■ **Brief**
Where does the string "Storage" appear? Copy every line of the entries below that holds it.

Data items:
------------------------------------------------

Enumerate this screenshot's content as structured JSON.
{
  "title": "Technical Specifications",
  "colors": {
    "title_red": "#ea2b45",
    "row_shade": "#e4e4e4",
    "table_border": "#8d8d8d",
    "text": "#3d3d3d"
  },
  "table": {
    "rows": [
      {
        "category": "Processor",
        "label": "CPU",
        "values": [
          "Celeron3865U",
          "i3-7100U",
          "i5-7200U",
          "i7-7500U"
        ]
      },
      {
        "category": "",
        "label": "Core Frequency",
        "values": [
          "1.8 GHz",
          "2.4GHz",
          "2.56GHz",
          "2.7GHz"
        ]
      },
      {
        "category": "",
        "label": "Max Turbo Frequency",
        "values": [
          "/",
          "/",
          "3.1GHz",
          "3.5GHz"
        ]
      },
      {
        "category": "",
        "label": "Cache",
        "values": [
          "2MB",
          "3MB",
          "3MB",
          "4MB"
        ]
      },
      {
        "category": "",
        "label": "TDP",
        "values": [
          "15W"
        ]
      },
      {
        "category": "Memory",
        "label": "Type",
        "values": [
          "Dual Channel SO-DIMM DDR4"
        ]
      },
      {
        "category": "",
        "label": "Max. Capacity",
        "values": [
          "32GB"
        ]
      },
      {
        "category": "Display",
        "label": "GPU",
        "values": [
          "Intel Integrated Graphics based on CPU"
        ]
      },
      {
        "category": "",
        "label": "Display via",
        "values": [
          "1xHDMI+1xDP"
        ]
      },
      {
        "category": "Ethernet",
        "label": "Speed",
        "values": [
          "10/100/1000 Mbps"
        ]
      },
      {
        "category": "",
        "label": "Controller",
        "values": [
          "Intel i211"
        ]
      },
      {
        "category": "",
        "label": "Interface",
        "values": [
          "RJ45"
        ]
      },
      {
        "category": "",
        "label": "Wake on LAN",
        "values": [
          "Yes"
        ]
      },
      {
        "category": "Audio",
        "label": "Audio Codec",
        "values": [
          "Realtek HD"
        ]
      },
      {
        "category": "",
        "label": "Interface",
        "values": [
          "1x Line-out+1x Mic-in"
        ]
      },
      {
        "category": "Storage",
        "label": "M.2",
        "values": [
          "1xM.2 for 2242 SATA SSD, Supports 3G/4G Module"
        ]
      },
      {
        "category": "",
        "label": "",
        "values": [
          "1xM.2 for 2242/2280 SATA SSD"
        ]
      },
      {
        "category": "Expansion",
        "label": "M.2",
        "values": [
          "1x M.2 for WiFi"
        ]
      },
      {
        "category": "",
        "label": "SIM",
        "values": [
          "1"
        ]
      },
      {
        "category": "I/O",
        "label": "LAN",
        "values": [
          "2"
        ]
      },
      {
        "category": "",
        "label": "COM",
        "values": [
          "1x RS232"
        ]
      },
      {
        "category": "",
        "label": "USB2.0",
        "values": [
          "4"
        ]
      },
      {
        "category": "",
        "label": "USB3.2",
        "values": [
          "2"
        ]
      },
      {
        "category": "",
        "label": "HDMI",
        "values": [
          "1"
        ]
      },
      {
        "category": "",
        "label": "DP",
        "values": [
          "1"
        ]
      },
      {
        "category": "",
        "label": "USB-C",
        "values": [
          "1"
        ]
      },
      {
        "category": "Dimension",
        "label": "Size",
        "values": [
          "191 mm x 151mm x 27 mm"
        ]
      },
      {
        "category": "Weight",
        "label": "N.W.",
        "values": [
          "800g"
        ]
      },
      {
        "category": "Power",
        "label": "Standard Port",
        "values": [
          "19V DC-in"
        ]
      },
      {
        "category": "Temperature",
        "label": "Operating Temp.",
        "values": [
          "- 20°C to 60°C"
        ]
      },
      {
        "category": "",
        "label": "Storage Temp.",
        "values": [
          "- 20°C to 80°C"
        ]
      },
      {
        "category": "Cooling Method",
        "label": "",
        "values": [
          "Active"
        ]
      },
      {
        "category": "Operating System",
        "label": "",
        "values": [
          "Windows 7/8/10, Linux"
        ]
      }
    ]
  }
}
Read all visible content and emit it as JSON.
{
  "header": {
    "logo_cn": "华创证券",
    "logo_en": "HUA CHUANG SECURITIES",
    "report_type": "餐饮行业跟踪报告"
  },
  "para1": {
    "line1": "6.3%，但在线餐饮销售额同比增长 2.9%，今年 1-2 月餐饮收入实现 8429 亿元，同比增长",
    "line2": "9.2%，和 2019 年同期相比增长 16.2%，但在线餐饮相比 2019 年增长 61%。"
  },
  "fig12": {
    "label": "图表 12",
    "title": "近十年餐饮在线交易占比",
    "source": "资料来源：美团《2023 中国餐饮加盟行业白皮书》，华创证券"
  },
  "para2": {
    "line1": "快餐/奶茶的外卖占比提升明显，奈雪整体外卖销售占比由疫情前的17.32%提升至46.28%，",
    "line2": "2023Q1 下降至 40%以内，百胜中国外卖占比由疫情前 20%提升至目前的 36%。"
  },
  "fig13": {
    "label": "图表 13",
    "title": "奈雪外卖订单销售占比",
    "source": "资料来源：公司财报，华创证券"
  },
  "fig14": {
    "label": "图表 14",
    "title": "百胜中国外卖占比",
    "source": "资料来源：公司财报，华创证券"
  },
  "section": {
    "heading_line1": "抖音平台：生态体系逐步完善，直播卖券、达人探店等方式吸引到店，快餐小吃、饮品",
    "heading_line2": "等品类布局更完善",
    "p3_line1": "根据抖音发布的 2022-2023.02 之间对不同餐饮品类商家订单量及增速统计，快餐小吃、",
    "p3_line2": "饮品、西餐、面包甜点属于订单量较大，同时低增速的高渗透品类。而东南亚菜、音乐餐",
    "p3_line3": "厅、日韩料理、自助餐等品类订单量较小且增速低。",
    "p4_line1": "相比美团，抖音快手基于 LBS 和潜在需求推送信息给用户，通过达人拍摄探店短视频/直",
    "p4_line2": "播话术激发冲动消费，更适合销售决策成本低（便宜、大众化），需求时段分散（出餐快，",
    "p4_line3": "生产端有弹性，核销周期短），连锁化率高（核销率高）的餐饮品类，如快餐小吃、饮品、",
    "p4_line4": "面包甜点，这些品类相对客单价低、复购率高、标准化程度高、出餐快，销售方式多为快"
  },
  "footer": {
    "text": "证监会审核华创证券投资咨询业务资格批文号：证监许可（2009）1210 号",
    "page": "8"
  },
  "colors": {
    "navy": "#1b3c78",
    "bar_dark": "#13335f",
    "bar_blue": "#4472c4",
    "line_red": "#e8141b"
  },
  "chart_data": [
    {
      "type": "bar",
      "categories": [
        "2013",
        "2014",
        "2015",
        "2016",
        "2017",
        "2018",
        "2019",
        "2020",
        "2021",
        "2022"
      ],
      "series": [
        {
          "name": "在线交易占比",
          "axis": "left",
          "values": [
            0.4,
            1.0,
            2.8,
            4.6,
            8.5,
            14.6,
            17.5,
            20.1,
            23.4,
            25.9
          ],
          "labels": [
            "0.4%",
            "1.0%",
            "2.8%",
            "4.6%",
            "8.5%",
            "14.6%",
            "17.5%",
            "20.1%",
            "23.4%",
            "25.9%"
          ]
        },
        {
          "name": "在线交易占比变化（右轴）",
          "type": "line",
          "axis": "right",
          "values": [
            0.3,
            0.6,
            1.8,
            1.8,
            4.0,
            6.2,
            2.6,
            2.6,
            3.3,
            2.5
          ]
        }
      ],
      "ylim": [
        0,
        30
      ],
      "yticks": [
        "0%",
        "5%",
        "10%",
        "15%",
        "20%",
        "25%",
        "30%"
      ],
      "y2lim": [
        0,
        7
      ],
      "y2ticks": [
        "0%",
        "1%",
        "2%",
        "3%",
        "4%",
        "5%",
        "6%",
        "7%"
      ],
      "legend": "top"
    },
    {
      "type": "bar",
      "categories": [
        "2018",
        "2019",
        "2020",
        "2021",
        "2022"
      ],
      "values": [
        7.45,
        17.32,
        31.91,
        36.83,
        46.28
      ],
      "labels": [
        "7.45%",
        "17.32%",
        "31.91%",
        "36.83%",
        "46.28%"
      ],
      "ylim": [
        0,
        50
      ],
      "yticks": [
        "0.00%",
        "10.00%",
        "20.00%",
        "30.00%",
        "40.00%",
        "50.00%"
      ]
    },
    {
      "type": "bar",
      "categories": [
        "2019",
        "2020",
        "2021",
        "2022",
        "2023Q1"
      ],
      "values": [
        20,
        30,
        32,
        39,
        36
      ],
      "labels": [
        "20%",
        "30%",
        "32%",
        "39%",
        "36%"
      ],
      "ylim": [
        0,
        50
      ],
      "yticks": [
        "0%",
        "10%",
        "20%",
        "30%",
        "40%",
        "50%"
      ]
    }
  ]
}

------------------------------------------------

■ **Expected answer**
        "category": "Storage",
        "label": "Storage Temp.",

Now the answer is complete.